» Instructions for the task
All the data must come back unchanged, except that pictures are left out.

» Supplied entries
^^^^
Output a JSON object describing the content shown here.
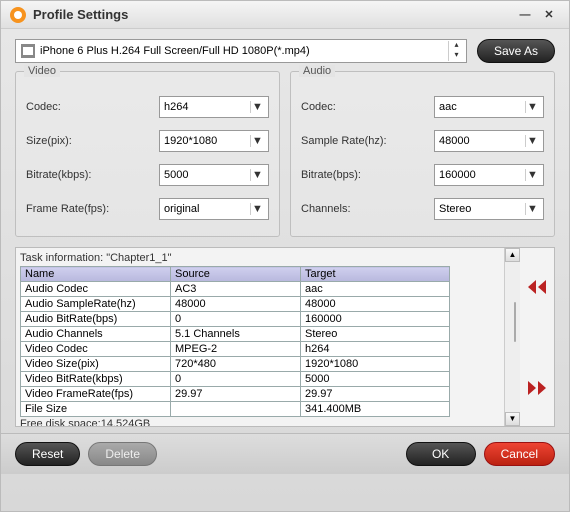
{
  "window": {
    "title": "Profile Settings"
  },
  "profile": {
    "selected": "iPhone 6 Plus H.264 Full Screen/Full HD 1080P(*.mp4)",
    "save_as": "Save As"
  },
  "video": {
    "legend": "Video",
    "codec_label": "Codec:",
    "codec": "h264",
    "size_label": "Size(pix):",
    "size": "1920*1080",
    "bitrate_label": "Bitrate(kbps):",
    "bitrate": "5000",
    "fps_label": "Frame Rate(fps):",
    "fps": "original"
  },
  "audio": {
    "legend": "Audio",
    "codec_label": "Codec:",
    "codec": "aac",
    "rate_label": "Sample Rate(hz):",
    "rate": "48000",
    "bitrate_label": "Bitrate(bps):",
    "bitrate": "160000",
    "channels_label": "Channels:",
    "channels": "Stereo"
  },
  "task": {
    "label": "Task information: \"Chapter1_1\"",
    "headers": {
      "name": "Name",
      "source": "Source",
      "target": "Target"
    },
    "rows": [
      {
        "n": "Audio Codec",
        "s": "AC3",
        "t": "aac"
      },
      {
        "n": "Audio SampleRate(hz)",
        "s": "48000",
        "t": "48000"
      },
      {
        "n": "Audio BitRate(bps)",
        "s": "0",
        "t": "160000"
      },
      {
        "n": "Audio Channels",
        "s": "5.1 Channels",
        "t": "Stereo"
      },
      {
        "n": "Video Codec",
        "s": "MPEG-2",
        "t": "h264"
      },
      {
        "n": "Video Size(pix)",
        "s": "720*480",
        "t": "1920*1080"
      },
      {
        "n": "Video BitRate(kbps)",
        "s": "0",
        "t": "5000"
      },
      {
        "n": "Video FrameRate(fps)",
        "s": "29.97",
        "t": "29.97"
      },
      {
        "n": "File Size",
        "s": "",
        "t": "341.400MB"
      }
    ],
    "free_disk": "Free disk space:14.524GB"
  },
  "footer": {
    "reset": "Reset",
    "delete": "Delete",
    "ok": "OK",
    "cancel": "Cancel"
  }
}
^^^^
» The reply
Output a JSON object describing the content shown here.
{
  "window": {
    "title": "Profile Settings"
  },
  "profile": {
    "selected": "iPhone 6 Plus H.264 Full Screen/Full HD 1080P(*.mp4)",
    "save_as": "Save As"
  },
  "video": {
    "legend": "Video",
    "codec_label": "Codec:",
    "codec": "h264",
    "size_label": "Size(pix):",
    "size": "1920*1080",
    "bitrate_label": "Bitrate(kbps):",
    "bitrate": "5000",
    "fps_label": "Frame Rate(fps):",
    "fps": "original"
  },
  "audio": {
    "legend": "Audio",
    "codec_label": "Codec:",
    "codec": "aac",
    "rate_label": "Sample Rate(hz):",
    "rate": "48000",
    "bitrate_label": "Bitrate(bps):",
    "bitrate": "160000",
    "channels_label": "Channels:",
    "channels": "Stereo"
  },
  "task": {
    "label": "Task information: \"Chapter1_1\"",
    "headers": {
      "name": "Name",
      "source": "Source",
      "target": "Target"
    },
    "rows": [
      {
        "n": "Audio Codec",
        "s": "AC3",
        "t": "aac"
      },
      {
        "n": "Audio SampleRate(hz)",
        "s": "48000",
        "t": "48000"
      },
      {
        "n": "Audio BitRate(bps)",
        "s": "0",
        "t": "160000"
      },
      {
        "n": "Audio Channels",
        "s": "5.1 Channels",
        "t": "Stereo"
      },
      {
        "n": "Video Codec",
        "s": "MPEG-2",
        "t": "h264"
      },
      {
        "n": "Video Size(pix)",
        "s": "720*480",
        "t": "1920*1080"
      },
      {
        "n": "Video BitRate(kbps)",
        "s": "0",
        "t": "5000"
      },
      {
        "n": "Video FrameRate(fps)",
        "s": "29.97",
        "t": "29.97"
      },
      {
        "n": "File Size",
        "s": "",
        "t": "341.400MB"
      }
    ],
    "free_disk": "Free disk space:14.524GB"
  },
  "footer": {
    "reset": "Reset",
    "delete": "Delete",
    "ok": "OK",
    "cancel": "Cancel"
  }
}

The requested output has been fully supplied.